[Layout region entries]
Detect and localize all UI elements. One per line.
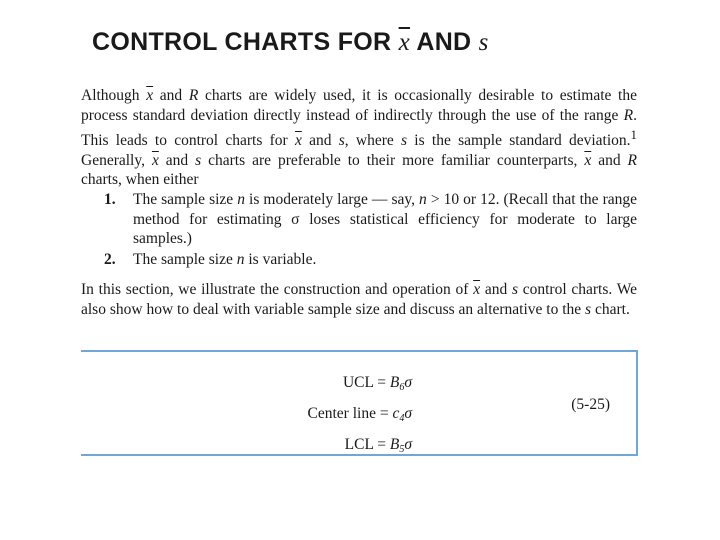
list-item: [104, 250, 637, 270]
subscript: 4: [399, 413, 405, 424]
text-run: > 10 or 12. (Recall that the range method for estimating σ loses statistical efficiency for moderate to large samples.): [133, 191, 637, 247]
section-paragraph: [81, 280, 637, 319]
title-prefix: CONTROL CHARTS FOR: [92, 28, 399, 56]
s-symbol: s: [195, 151, 202, 169]
text-run: charts are preferable to their more familiar counterparts,: [201, 151, 585, 169]
s-symbol: s: [338, 132, 345, 150]
list-item: [104, 190, 637, 249]
xbar-symbol: $\overline{x}$: [146, 87, 154, 104]
equation-number: (5-25): [571, 396, 610, 413]
text-run: The sample size: [133, 250, 237, 268]
text-run: In this section, we illustrate the construction and operation of: [81, 281, 474, 298]
text-run: charts are widely used, it is occasionally desirable to estimate the process standard deviation directly instead of indirectly through the use of the range: [81, 87, 637, 124]
subscript: 6: [399, 382, 405, 393]
sigma-symbol: σ: [404, 405, 412, 422]
xbar-symbol: $\overline{x}$: [294, 132, 302, 150]
intro-paragraph: [81, 86, 637, 190]
equation-box: [81, 350, 638, 456]
r-symbol: R: [623, 106, 634, 124]
r-symbol: R: [188, 87, 199, 104]
title-middle: AND: [410, 28, 479, 56]
coefficient: B: [389, 436, 400, 453]
coefficient: c: [392, 405, 400, 422]
lcl-label: LCL =: [344, 436, 390, 453]
text-run: Although: [81, 87, 147, 104]
text-run: is the sample standard deviation.: [407, 132, 631, 150]
subscript: 5: [399, 444, 405, 455]
lcl-equation: [308, 432, 412, 463]
n-symbol: n: [419, 191, 427, 208]
footnote-marker: 1: [630, 127, 637, 142]
xbar-symbol: $\overline{x}$: [584, 151, 592, 169]
text-run: is variable.: [244, 250, 317, 268]
sigma-symbol: σ: [404, 374, 412, 391]
center-label: Center line =: [307, 405, 393, 422]
text-run: , where: [344, 132, 402, 150]
text-run: and: [591, 151, 628, 169]
page-title: [92, 28, 489, 57]
ucl-equation: [308, 370, 412, 401]
text-run: is moderately large — say,: [244, 191, 420, 208]
text-run: The sample size: [133, 191, 238, 208]
text-run: charts, when either: [81, 171, 199, 189]
ucl-label: UCL =: [342, 374, 390, 391]
text-run: and: [480, 281, 512, 298]
center-line-equation: [308, 401, 412, 432]
text-run: control charts. We also show how to deal with variable sample size and discuss an alternative to the: [81, 281, 637, 318]
equation-lines: [308, 370, 412, 463]
xbar-symbol: $\overline{x}$: [473, 281, 481, 298]
text-run: and: [301, 132, 339, 150]
s-symbol: s: [401, 132, 408, 150]
text-run: chart.: [591, 300, 630, 318]
condition-list: [104, 190, 637, 269]
text-run: . This leads to control charts for: [81, 106, 637, 150]
s-symbol: s: [511, 281, 518, 298]
xbar-symbol: $\overline{x}$: [151, 151, 159, 169]
s-symbol: s: [585, 300, 592, 318]
title-s: s: [478, 29, 489, 56]
list-number: 2.: [104, 250, 116, 268]
r-symbol: R: [627, 151, 637, 169]
sigma-symbol: σ: [404, 436, 412, 453]
n-symbol: n: [236, 250, 245, 268]
list-number: 1.: [104, 191, 116, 208]
text-run: and: [158, 151, 196, 169]
n-symbol: n: [237, 191, 245, 208]
text-run: Generally,: [81, 151, 152, 169]
title-xbar: $\overline{x}$: [398, 29, 411, 56]
coefficient: B: [389, 374, 400, 391]
text-run: and: [153, 87, 189, 104]
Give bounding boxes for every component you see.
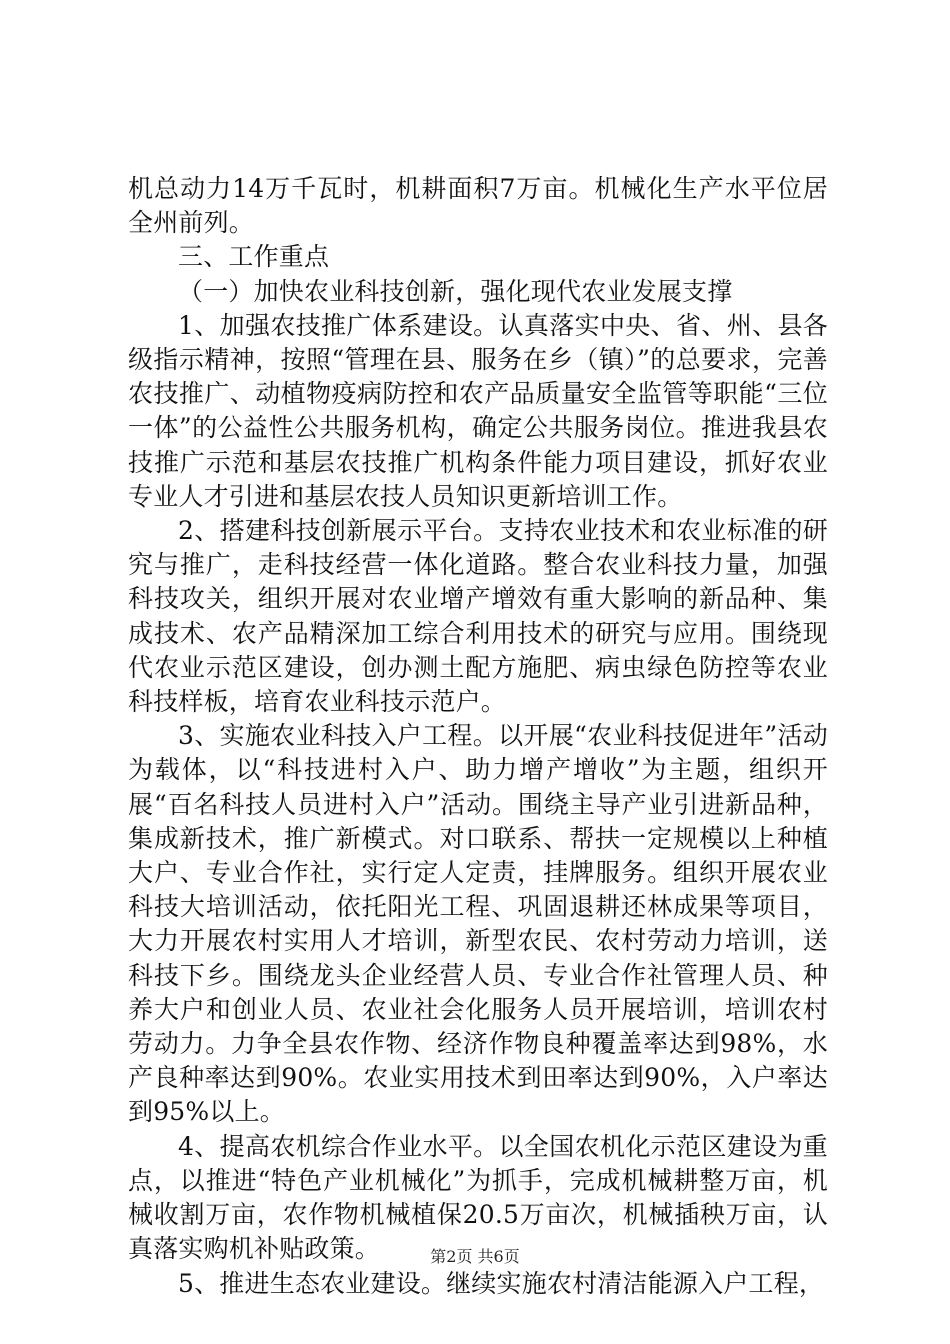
section-heading: 三、工作重点 [178, 242, 330, 272]
subsection-heading: （一）加快农业科技创新，强化现代农业发展支撑 [178, 276, 733, 306]
paragraph: 3、实施农业科技入户工程。以开展“农业科技促进年”活动为载体，以“科技进村入户、助力增产增收”为主题，组织开展“百名科技人员进村入户”活动。围绕主导产业引进新品种，集成新技术，推广新模式。对口联系、帮扶一定规模以上种植大户、专业合作社，实行定人定责，挂牌服务。组织开展农业科技大培训活动，依托阳光工程、巩固退耕还林成果等项目，大力开展农村实用人才培训，新型农民、农村劳动力培训，送科技下乡。围绕龙头企业经营人员、专业合作社管理人员、种养大户和创业人员、农业社会化服务人员开展培训，培训农村劳动力。力争全县农作物、经济作物良种覆盖率达到98%，水产良种率达到90%。农业实用技术到田率达到90%，入户率达到95%以上。 [128, 721, 828, 1127]
paragraph: 4、提高农机综合作业水平。以全国农机化示范区建设为重点，以推进“特色产业机械化”为抓手，完成机械耕整万亩，机械收割万亩，农作物机械植保20.5万亩次，机械插秧万亩，认真落实购机补贴政策。 [128, 1131, 828, 1264]
document-body [128, 172, 828, 1301]
paragraph: 2、搭建科技创新展示平台。支持农业技术和农业标准的研究与推广，走科技经营一体化道路。整合农业科技力量，加强科技攻关，组织开展对农业增产增效有重大影响的新品种、集成技术、农产品精深加工综合利用技术的研究与应用。围绕现代农业示范区建设，创办测土配方施肥、病虫绿色防控等农业科技样板，培育农业科技示范户。 [128, 516, 828, 717]
paragraph: 1、加强农技推广体系建设。认真落实中央、省、州、县各级指示精神，按照“管理在县、服务在乡（镇）”的总要求，完善农技推广、动植物疫病防控和农产品质量安全监管等职能“三位一体”的公益性公共服务机构，确定公共服务岗位。推进我县农技推广示范和基层农技推广机构条件能力项目建设，抓好农业专业人才引进和基层农技人员知识更新培训工作。 [128, 310, 828, 511]
page-footer: 第2页 共6页 [430, 1247, 520, 1266]
paragraph: 机总动力14万千瓦时，机耕面积7万亩。机械化生产水平位居全州前列。 [128, 174, 828, 238]
paragraph: 5、推进生态农业建设。继续实施农村清洁能源入户工程， [178, 1268, 825, 1298]
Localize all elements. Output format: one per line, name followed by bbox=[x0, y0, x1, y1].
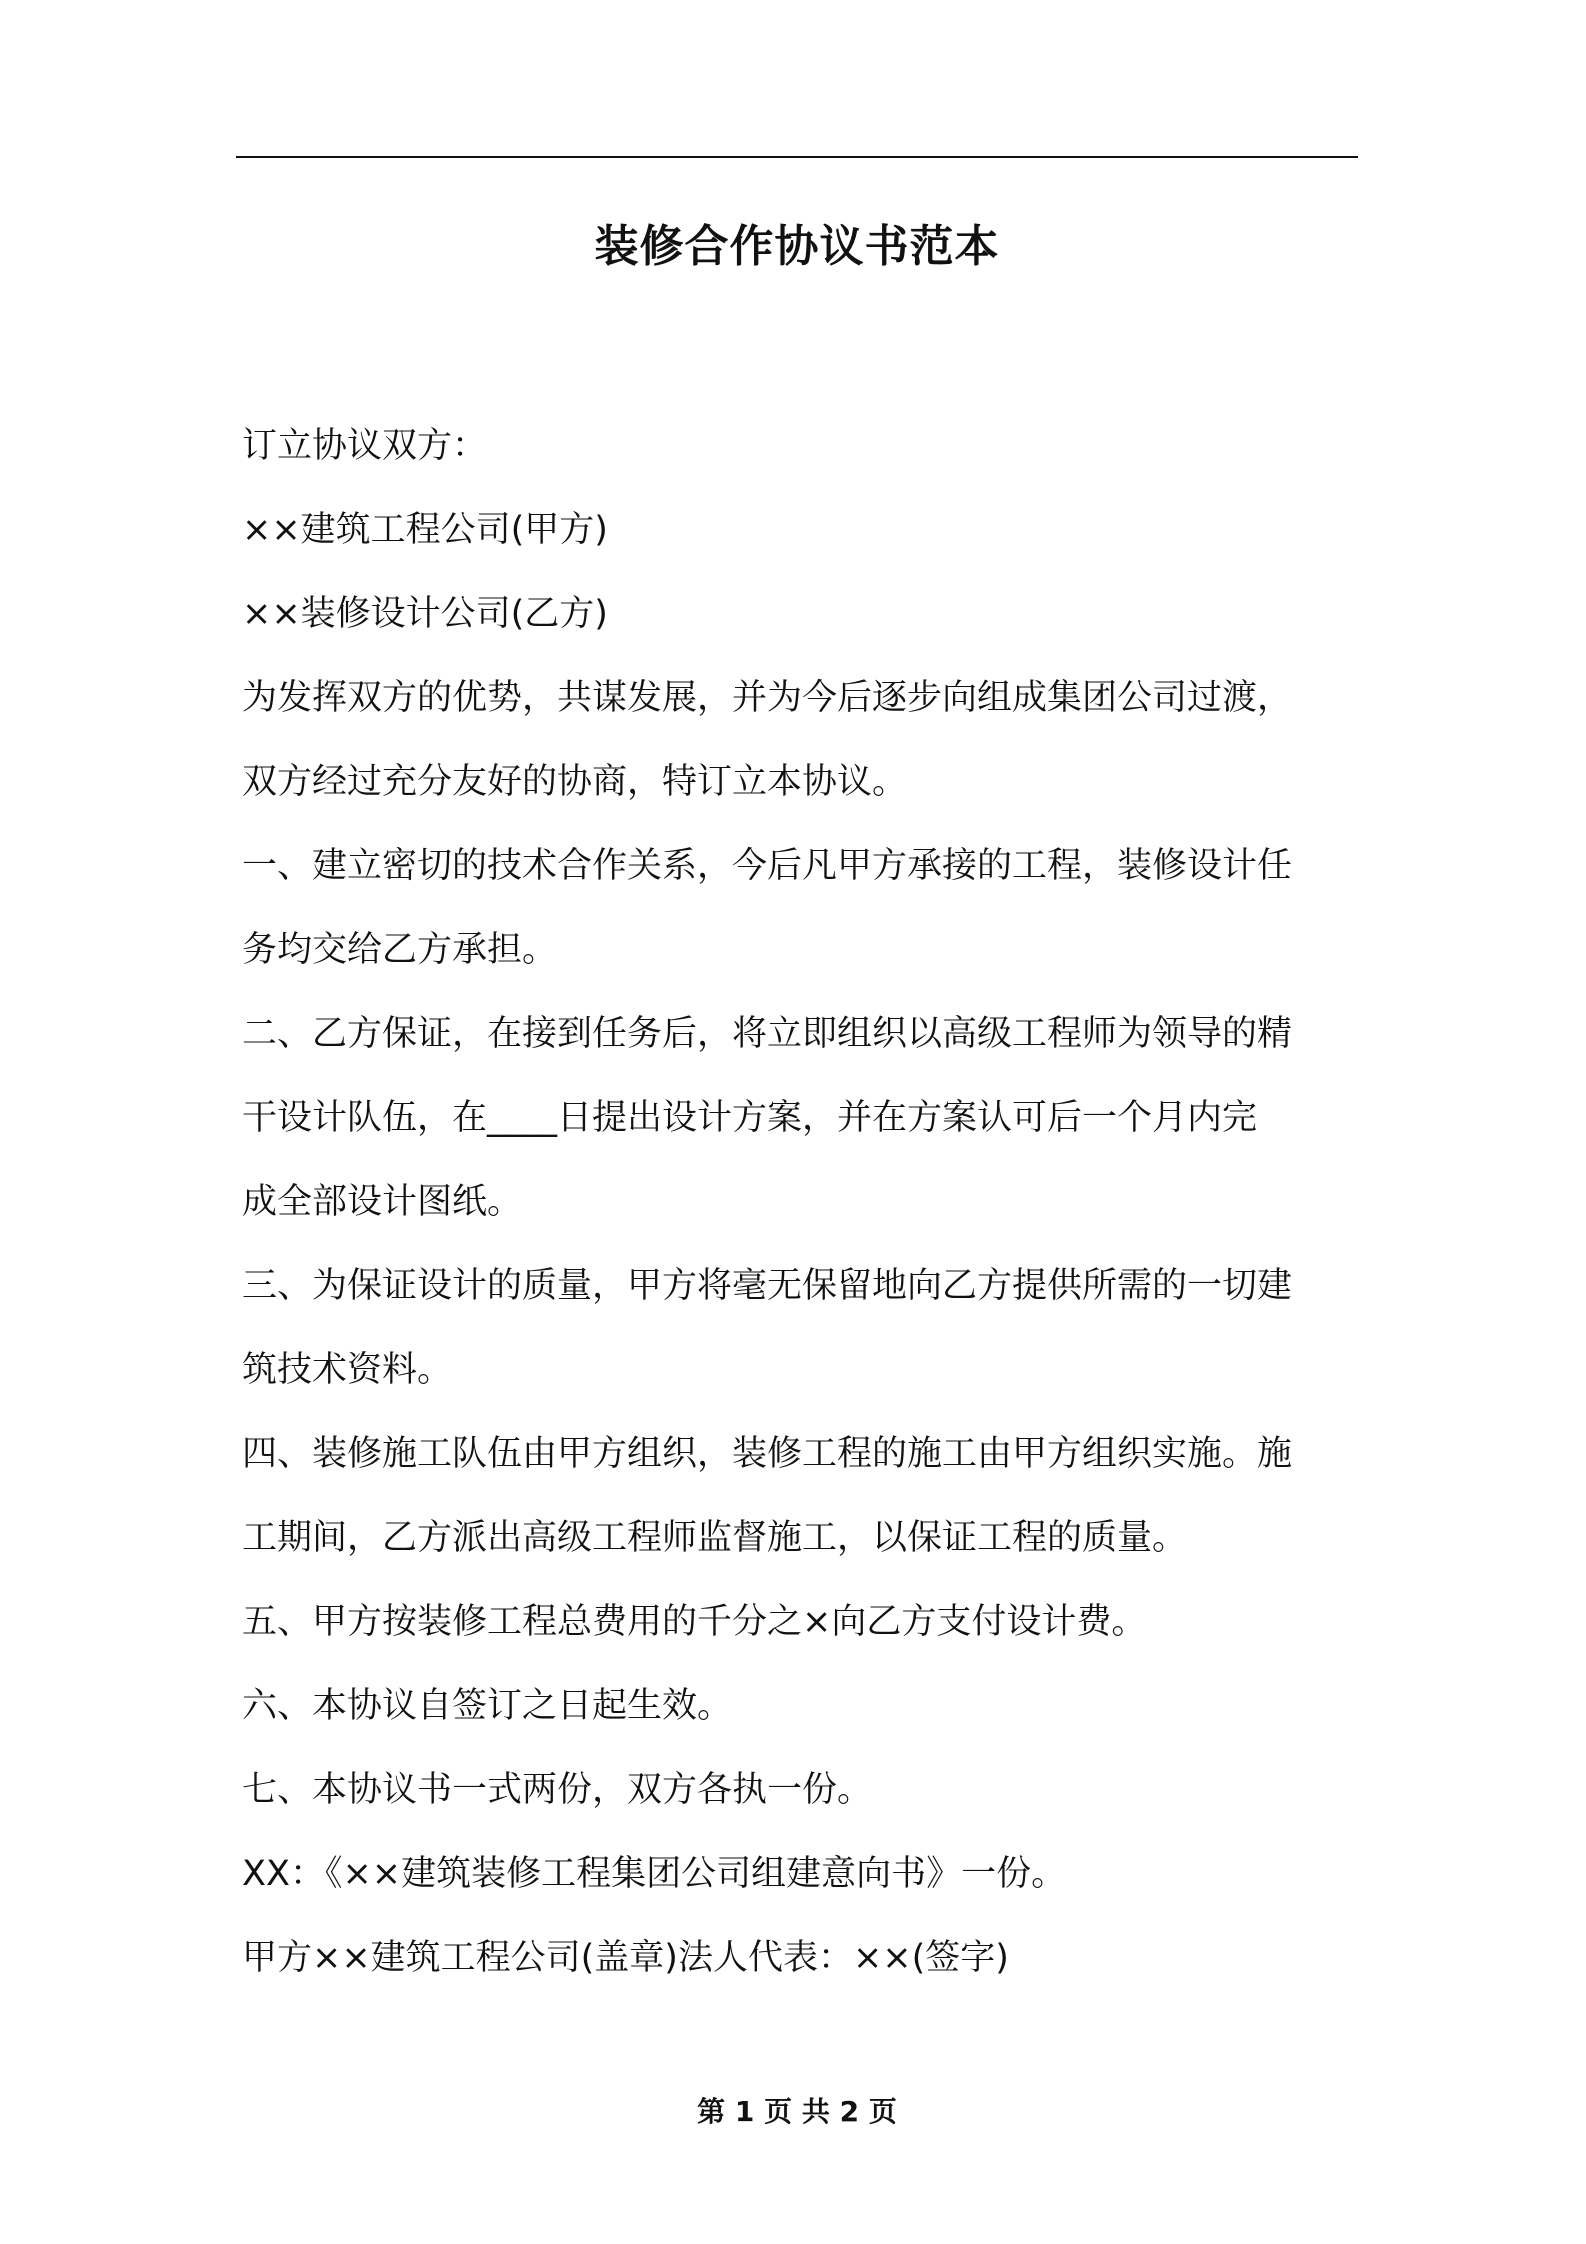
document-title: 装修合作协议书范本 bbox=[594, 221, 1000, 272]
body-line: ××装修设计公司(乙方) bbox=[242, 594, 608, 634]
header-rule bbox=[236, 156, 1358, 158]
body-line: 工期间，乙方派出高级工程师监督施工，以保证工程的质量。 bbox=[242, 1518, 1188, 1558]
body-line: 成全部设计图纸。 bbox=[242, 1182, 523, 1222]
body-line: 甲方××建筑工程公司(盖章)法人代表：××(签字) bbox=[242, 1938, 1009, 1978]
body-line: 七、本协议书一式两份，双方各执一份。 bbox=[242, 1770, 873, 1810]
body-line: ××建筑工程公司(甲方) bbox=[242, 510, 608, 550]
body-line: 五、甲方按装修工程总费用的千分之×向乙方支付设计费。 bbox=[242, 1602, 1147, 1642]
body-line: 四、装修施工队伍由甲方组织，装修工程的施工由甲方组织实施。施 bbox=[242, 1434, 1293, 1474]
body-line: 为发挥双方的优势，共谋发展，并为今后逐步向组成集团公司过渡， bbox=[242, 678, 1293, 718]
body-line: 三、为保证设计的质量，甲方将毫无保留地向乙方提供所需的一切建 bbox=[242, 1266, 1293, 1306]
body-line: 务均交给乙方承担。 bbox=[242, 930, 558, 970]
body-line: XX：《××建筑装修工程集团公司组建意向书》一份。 bbox=[242, 1854, 1067, 1894]
body-line: 干设计队伍，在____日提出设计方案，并在方案认可后一个月内完 bbox=[242, 1098, 1258, 1138]
body-line: 六、本协议自签订之日起生效。 bbox=[242, 1686, 733, 1726]
page-number-label: 第 1 页 共 2 页 bbox=[697, 2095, 897, 2128]
document-body bbox=[242, 404, 1358, 2000]
body-line: 二、乙方保证，在接到任务后，将立即组织以高级工程师为领导的精 bbox=[242, 1014, 1293, 1054]
page-footer bbox=[236, 2090, 1358, 2134]
body-line: 筑技术资料。 bbox=[242, 1350, 453, 1390]
body-line: 订立协议双方： bbox=[242, 426, 488, 466]
body-line: 双方经过充分友好的协商，特订立本协议。 bbox=[242, 762, 908, 802]
body-line: 一、建立密切的技术合作关系，今后凡甲方承接的工程，装修设计任 bbox=[242, 846, 1293, 886]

(DESCRIPTION OF THE TASK):
In the stretch from the line containing "section-heading: 三、工作重点 [178, 242, 330, 272]" through the line containing "subsection-heading: （一）加快农业科技创新，强化现代农业发展支撑 [178, 276, 733, 306]", replace "工作重点" with "主要任务" and give those lines again with nothing else changed.

(IN RESPONSE):
section-heading: 三、主要任务 [178, 242, 330, 272]
subsection-heading: （一）加快农业科技创新，强化现代农业发展支撑 [178, 276, 733, 306]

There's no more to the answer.